_GOAL_: List, from the lines below, each one with "center" in it.

_PROVIDED ENTRIES_:
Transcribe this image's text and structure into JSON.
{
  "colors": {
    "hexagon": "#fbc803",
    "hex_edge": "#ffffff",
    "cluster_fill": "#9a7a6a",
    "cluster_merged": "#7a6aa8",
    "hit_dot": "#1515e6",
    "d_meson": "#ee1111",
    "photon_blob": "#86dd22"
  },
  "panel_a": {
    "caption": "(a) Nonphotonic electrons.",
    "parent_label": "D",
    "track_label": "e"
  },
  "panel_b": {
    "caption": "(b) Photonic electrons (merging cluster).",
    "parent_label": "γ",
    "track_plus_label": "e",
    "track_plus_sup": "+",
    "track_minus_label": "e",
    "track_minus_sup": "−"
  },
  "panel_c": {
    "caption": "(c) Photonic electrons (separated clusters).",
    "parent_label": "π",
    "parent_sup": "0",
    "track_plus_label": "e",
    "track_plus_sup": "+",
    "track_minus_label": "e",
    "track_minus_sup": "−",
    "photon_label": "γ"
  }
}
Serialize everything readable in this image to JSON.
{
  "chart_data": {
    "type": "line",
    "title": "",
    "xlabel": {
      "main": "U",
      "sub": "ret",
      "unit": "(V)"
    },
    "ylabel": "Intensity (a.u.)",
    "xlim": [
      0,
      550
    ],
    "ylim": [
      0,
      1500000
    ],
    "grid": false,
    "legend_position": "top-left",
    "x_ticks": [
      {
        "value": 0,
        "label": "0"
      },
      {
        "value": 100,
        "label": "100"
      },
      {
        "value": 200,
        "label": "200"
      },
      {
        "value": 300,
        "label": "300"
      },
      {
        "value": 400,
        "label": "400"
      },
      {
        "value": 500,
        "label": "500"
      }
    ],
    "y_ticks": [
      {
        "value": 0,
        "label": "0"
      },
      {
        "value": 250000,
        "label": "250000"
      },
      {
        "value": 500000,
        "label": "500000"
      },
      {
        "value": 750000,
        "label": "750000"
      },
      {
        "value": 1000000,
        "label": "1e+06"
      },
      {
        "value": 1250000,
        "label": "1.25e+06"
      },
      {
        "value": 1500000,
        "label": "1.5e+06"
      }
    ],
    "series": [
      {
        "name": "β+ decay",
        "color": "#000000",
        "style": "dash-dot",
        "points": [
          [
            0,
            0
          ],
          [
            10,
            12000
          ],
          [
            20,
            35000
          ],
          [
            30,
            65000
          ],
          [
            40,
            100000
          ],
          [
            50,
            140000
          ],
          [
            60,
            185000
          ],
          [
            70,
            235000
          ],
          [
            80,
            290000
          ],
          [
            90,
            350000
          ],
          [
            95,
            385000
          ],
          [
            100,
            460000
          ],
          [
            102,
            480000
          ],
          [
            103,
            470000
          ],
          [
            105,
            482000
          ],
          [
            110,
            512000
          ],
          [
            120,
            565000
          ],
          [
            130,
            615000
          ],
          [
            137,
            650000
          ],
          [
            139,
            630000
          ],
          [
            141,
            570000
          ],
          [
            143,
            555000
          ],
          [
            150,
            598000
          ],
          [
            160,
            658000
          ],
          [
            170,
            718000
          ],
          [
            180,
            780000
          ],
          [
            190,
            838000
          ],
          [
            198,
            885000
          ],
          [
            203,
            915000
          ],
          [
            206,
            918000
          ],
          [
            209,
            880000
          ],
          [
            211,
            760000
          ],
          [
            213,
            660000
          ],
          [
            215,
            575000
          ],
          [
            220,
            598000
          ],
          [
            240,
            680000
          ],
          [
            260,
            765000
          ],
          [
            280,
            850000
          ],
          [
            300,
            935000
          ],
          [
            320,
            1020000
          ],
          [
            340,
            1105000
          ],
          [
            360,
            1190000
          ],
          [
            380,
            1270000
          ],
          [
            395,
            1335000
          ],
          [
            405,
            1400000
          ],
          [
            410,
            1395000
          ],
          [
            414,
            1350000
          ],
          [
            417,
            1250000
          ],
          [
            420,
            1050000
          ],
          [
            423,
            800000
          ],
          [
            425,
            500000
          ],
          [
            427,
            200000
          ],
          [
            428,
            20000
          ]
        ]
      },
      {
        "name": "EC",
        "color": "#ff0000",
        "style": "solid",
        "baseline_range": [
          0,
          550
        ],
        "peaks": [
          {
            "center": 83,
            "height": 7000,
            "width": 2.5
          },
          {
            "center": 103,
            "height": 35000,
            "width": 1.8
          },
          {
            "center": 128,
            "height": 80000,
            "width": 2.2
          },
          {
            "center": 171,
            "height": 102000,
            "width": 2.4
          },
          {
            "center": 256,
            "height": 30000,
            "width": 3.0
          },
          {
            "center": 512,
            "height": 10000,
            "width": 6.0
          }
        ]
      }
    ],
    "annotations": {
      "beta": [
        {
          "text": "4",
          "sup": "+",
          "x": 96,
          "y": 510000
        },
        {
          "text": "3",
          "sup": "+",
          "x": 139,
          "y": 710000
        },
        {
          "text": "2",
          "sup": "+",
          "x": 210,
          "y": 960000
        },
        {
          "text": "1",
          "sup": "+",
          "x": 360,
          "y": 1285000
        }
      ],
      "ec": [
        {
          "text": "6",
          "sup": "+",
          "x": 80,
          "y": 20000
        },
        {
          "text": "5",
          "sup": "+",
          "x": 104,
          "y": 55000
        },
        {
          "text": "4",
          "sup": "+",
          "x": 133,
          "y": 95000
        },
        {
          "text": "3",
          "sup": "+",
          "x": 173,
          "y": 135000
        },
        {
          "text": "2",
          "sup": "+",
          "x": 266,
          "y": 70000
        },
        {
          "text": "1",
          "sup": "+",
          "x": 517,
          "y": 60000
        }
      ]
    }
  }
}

_ANSWER TO THIS PROBLEM_:
            "center": 83,
            "center": 103,
            "center": 128,
            "center": 171,
            "center": 256,
            "center": 512,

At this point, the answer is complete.